_Stored records:_
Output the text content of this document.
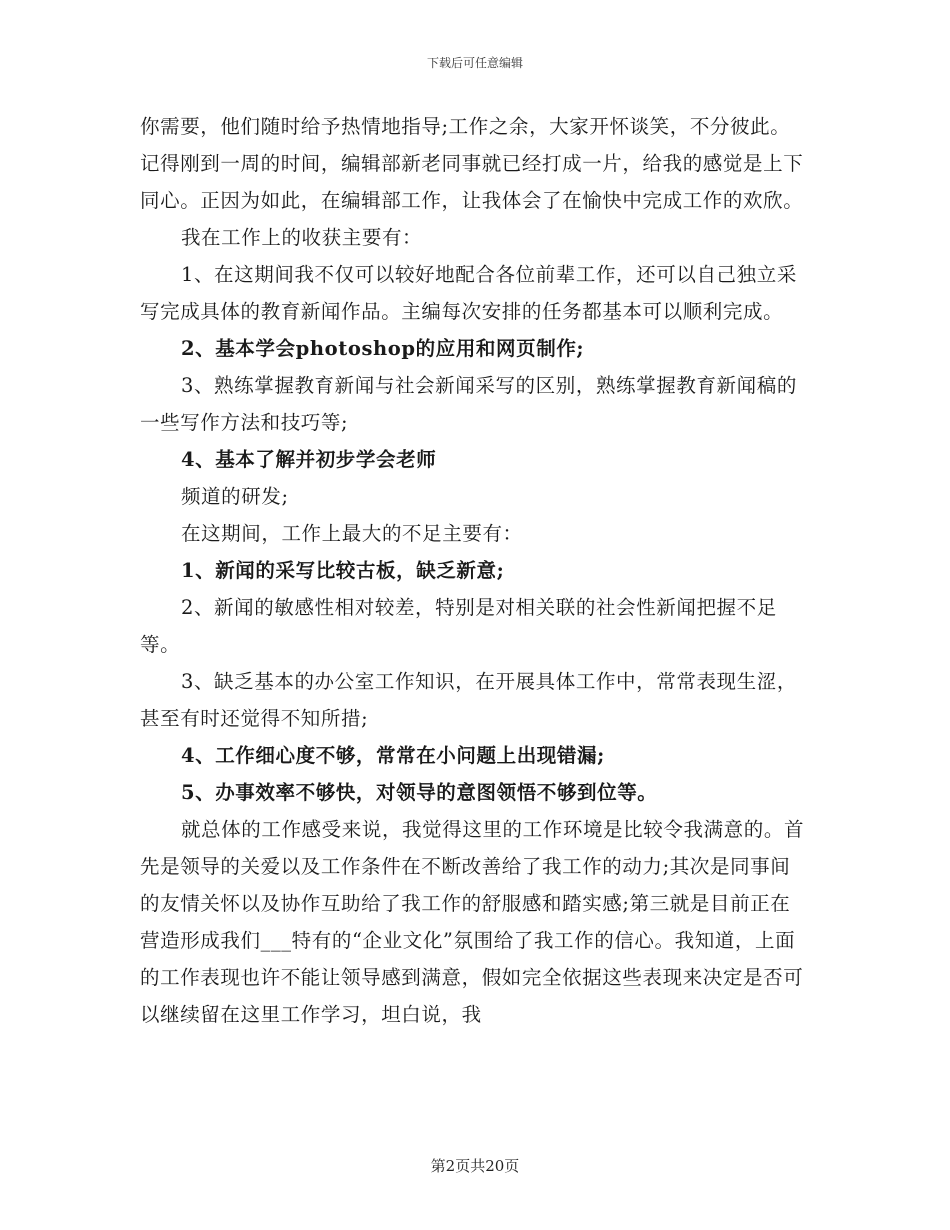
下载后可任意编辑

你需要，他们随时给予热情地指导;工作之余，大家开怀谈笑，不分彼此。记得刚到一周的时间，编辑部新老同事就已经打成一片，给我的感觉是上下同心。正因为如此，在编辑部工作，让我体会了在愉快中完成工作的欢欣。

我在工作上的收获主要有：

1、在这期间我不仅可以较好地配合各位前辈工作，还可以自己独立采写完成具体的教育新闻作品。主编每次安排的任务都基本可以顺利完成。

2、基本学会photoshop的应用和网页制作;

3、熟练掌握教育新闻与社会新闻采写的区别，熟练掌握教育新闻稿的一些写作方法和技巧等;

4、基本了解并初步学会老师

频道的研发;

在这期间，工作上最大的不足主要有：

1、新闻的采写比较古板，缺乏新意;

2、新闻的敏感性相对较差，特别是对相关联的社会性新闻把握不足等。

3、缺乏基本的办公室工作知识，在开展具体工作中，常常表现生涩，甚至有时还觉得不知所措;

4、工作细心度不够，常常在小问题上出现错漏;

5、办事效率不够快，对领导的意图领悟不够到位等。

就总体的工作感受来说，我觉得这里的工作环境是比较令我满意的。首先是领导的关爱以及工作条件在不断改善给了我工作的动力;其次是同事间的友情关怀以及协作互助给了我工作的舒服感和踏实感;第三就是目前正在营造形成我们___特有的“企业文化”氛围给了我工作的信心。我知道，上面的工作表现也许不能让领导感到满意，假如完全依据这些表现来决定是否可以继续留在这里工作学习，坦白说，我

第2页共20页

...

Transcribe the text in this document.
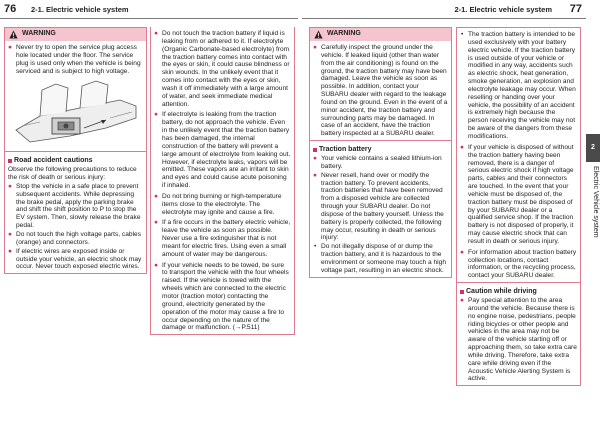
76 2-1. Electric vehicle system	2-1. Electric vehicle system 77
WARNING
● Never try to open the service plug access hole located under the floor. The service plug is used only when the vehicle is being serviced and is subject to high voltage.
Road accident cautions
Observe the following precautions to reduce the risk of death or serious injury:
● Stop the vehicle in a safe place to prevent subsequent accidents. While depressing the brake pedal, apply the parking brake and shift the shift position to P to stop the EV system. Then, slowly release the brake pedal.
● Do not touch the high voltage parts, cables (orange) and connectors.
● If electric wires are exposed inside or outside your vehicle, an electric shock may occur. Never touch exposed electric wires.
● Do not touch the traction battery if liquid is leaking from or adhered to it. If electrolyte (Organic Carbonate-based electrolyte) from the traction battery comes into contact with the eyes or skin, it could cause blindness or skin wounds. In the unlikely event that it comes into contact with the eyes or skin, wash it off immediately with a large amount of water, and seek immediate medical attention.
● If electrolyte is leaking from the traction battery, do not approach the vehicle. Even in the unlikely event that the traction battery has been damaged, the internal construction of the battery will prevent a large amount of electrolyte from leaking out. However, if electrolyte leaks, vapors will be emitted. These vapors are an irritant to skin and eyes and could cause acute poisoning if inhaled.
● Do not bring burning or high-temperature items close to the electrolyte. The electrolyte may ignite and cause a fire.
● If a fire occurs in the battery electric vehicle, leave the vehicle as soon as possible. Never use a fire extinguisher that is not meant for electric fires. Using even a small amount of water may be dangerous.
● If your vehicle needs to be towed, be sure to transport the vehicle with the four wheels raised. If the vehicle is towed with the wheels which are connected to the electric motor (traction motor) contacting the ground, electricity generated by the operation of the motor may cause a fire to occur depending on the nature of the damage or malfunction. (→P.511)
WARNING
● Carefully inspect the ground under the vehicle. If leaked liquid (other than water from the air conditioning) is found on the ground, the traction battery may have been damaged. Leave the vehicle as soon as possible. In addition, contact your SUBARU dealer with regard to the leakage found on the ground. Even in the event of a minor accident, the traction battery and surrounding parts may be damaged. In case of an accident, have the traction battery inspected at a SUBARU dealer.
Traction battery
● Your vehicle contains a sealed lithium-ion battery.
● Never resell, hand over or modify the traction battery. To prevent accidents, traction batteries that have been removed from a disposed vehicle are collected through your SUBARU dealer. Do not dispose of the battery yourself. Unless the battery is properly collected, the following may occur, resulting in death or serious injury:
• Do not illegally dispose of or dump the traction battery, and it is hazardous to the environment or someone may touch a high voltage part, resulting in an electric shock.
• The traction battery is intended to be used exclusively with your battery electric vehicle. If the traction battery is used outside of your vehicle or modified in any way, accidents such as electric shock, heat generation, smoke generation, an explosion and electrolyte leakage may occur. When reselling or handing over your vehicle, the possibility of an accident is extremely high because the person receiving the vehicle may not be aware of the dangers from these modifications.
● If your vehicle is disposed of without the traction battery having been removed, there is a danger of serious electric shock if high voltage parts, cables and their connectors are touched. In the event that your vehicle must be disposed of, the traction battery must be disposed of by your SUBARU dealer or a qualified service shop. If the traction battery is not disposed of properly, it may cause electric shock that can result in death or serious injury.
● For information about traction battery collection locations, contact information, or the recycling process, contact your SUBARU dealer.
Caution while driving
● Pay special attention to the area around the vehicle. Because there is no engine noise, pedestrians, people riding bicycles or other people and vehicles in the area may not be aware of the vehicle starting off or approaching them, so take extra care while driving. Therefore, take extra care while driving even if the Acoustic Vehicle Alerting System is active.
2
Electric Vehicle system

==

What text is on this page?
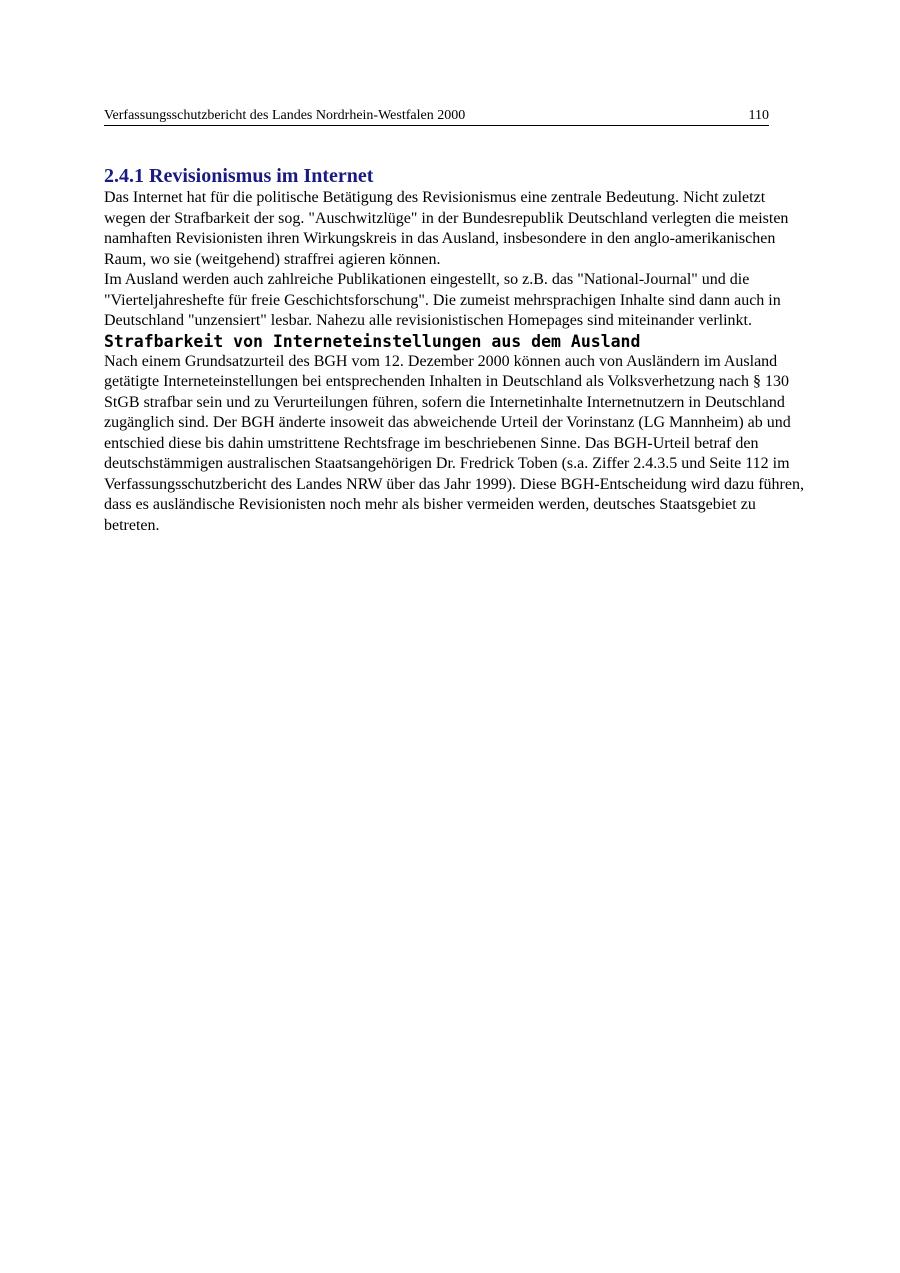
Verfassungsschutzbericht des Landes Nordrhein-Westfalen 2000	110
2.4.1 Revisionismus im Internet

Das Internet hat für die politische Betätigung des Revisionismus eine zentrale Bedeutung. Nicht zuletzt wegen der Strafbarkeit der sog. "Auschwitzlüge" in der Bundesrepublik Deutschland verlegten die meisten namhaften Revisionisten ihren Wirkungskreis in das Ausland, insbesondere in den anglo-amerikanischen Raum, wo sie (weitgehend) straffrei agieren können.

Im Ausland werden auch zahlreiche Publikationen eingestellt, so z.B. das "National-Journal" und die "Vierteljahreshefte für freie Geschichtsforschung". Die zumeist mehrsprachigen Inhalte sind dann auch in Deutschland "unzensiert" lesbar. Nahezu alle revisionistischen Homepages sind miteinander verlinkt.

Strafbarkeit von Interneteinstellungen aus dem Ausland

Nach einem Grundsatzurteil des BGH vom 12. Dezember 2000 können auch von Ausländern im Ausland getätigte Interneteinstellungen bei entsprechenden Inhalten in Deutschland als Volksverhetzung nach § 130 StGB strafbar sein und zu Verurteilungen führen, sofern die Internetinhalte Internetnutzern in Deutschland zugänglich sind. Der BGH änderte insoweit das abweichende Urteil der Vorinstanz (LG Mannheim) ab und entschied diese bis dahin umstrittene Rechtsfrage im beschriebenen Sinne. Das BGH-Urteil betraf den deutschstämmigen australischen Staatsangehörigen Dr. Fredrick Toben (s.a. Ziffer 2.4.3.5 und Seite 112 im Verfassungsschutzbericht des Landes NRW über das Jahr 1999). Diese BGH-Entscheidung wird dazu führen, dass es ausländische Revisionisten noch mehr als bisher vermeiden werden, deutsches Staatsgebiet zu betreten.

_Written exercise:_
Show all lines in the entries above where the string "eyes" appears.

_Exercise output:_
● Do not touch the traction battery if liquid is leaking from or adhered to it. If electrolyte (Organic Carbonate-based electrolyte) from the traction battery comes into contact with the eyes or skin, it could cause blindness or skin wounds. In the unlikely event that it comes into contact with the eyes or skin, wash it off immediately with a large amount of water, and seek immediate medical attention.
● If electrolyte is leaking from the traction battery, do not approach the vehicle. Even in the unlikely event that the traction battery has been damaged, the internal construction of the battery will prevent a large amount of electrolyte from leaking out. However, if electrolyte leaks, vapors will be emitted. These vapors are an irritant to skin and eyes and could cause acute poisoning if inhaled.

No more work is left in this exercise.